Stored records
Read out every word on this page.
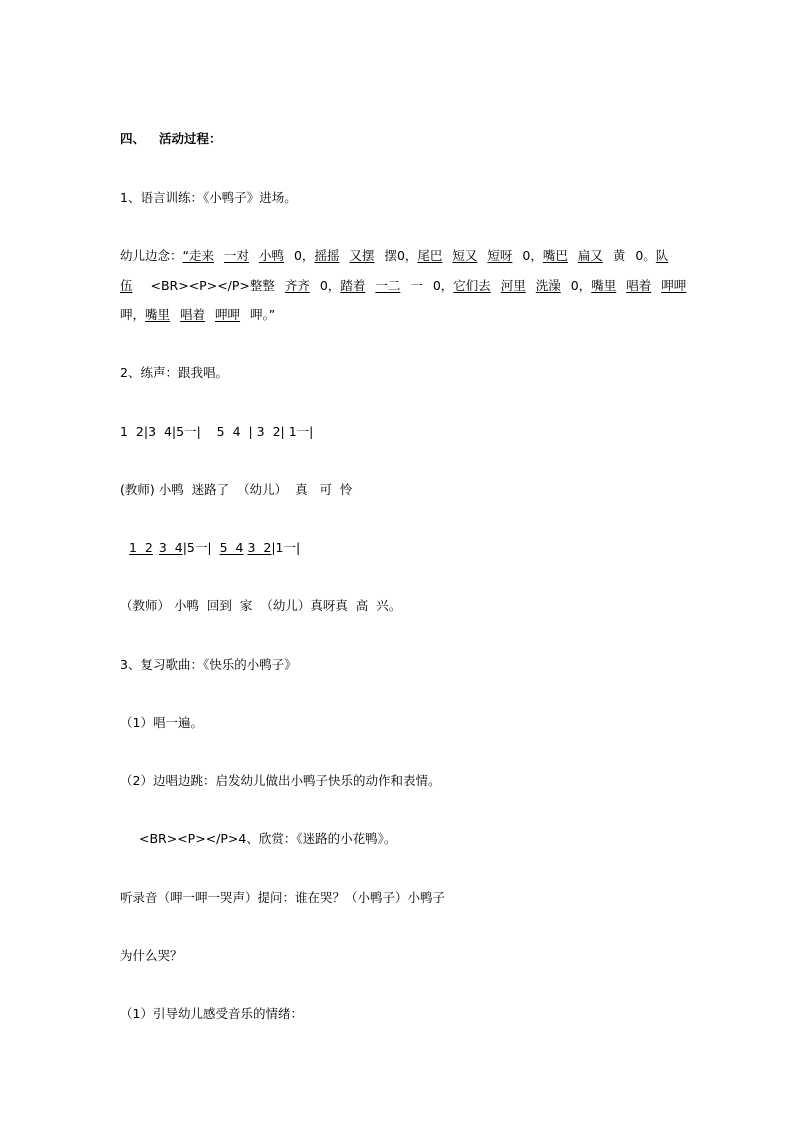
四、 活动过程：
1、语言训练：《小鸭子》进场。
幼儿边念：“走来 一对 小鸭 0，摇摇 又摆 摆0，尾巴 短又 短呀 0，嘴巴 扁又 黄 0。队
伍 <BR><P></P>整整 齐齐 0，踏着 一二 一 0，它们去 河里 洗澡 0，嘴里 唱着 呷呷
呷，嘴里 唱着 呷呷 呷。”
2、练声：跟我唱。
1  2|3  4|5一|    5  4  | 3  2| 1一|
(教师) 小鸭  迷路了  （幼儿）  真   可  怜
1  2 3  4|5一| 5  4 3  2|1一|
（教师） 小鸭  回到  家  （幼儿）真呀真  高  兴。
3、复习歌曲：《快乐的小鸭子》
（1）唱一遍。
（2）边唱边跳：启发幼儿做出小鸭子快乐的动作和表情。
<BR><P></P>4、欣赏：《迷路的小花鸭》。
听录音（呷一呷一哭声）提问：谁在哭？（小鸭子）小鸭子
为什么哭？
（1）引导幼儿感受音乐的情绪：
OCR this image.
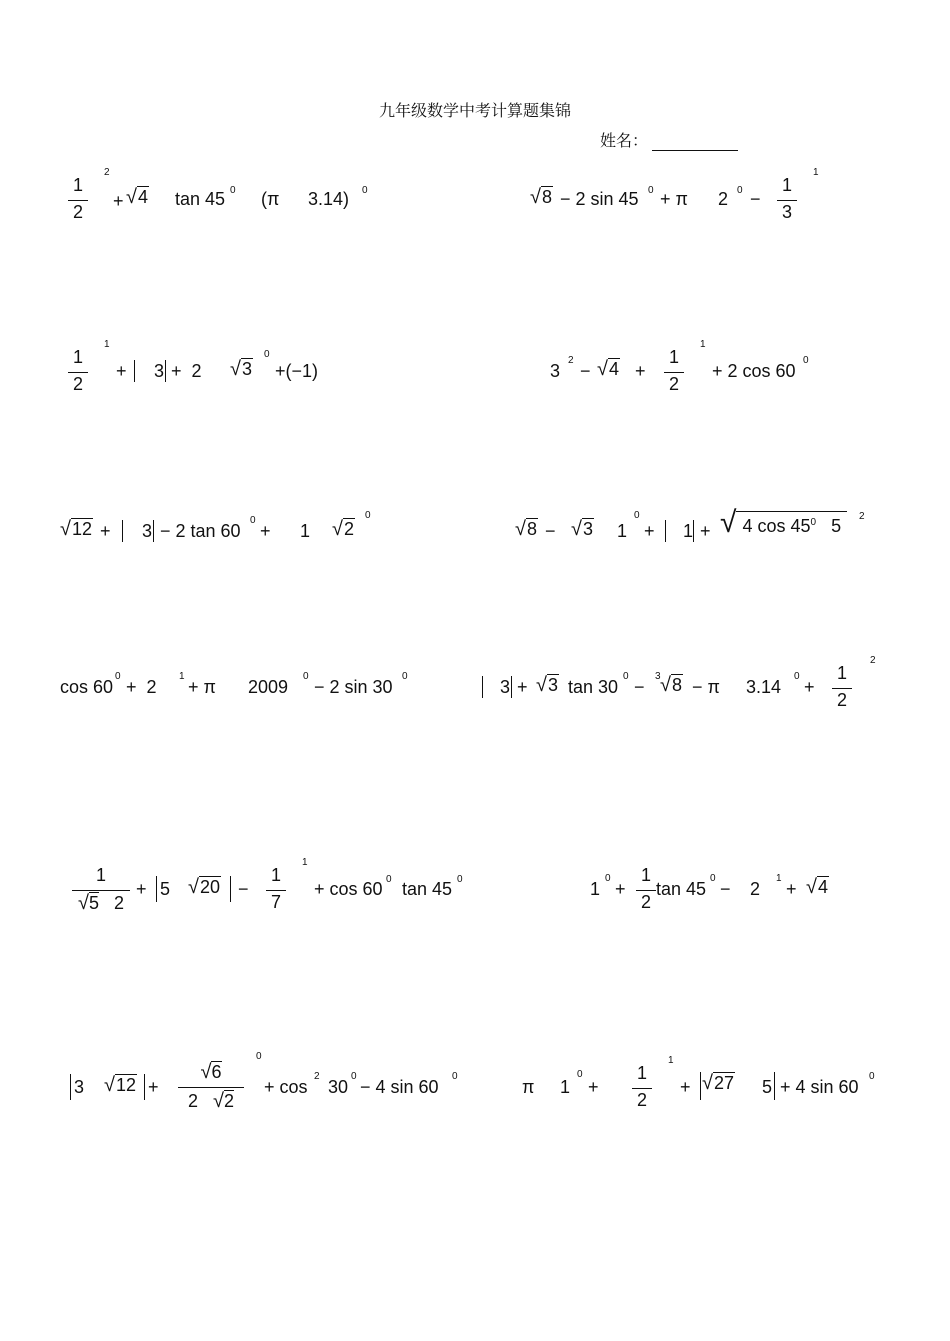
九年级数学中考计算题集锦
姓名：
1
2
2
+ √4 tan 45 0 (π 3.14) 0	√8 − 2 sin 45 0 + π 2 0 −
1
3
1
1
2
1
+ 3 +  2 √3
0
+(−1)	3
2
− √4 +
1
2
1
+ 2 cos 60
0
√12 + 3 − 2 tan 60
0
+ 1 √2
0
√8 − √3 1
0
+ 1 + √ 4 $\cos 45^0$   5	2
cos 60
0
+  2
1
+ π 2009
0
− 2 sin 30
0
3 + √3 tan 30
0
−
3 √8 − π 3.14
0
+
1
2
2
1
√5   2
+ 5 √20 −
1
7
1
+ cos 60 0 tan 45 0	1
0
+
1
2
tan 45
0
− 2
1
+ √4
3 √12 +
√6
2   √2
0
+ cos
2
30
0
− 4 sin 60
0
π 1
0
+
1
2
1
+ √27 5 + 4 sin 60
0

Task directions
With pictures left out, extract the lines from the one containing "OCR this image." to the end of the material above, both included, exactly as written.

Solved exercise
OCR this image.
九年级数学中考计算题集锦
姓名：
1
2
2
+ √4 tan 45 0 (π 3.14) 0	√8 − 2 sin 45 0 + π 2 0 −
1
3
1
1
2
1
+ 3 +  2 √3
0
+(−1)	3
2
− √4 +
1
2
1
+ 2 cos 60
0
√12 + 3 − 2 tan 60
0
+ 1 √2
0
√8 − √3 1
0
+ 1 + √ 4 $\cos 45^0$   5	2
cos 60
0
+  2
1
+ π 2009
0
− 2 sin 30
0
3 + √3 tan 30
0
−
3 √8 − π 3.14
0
+
1
2
2
1
√5   2
+ 5 √20 −
1
7
1
+ cos 60 0 tan 45 0	1
0
+
1
2
tan 45
0
− 2
1
+ √4
3 √12 +
√6
2   √2
0
+ cos
2
30
0
− 4 sin 60
0
π 1
0
+
1
2
1
+ √27 5 + 4 sin 60
0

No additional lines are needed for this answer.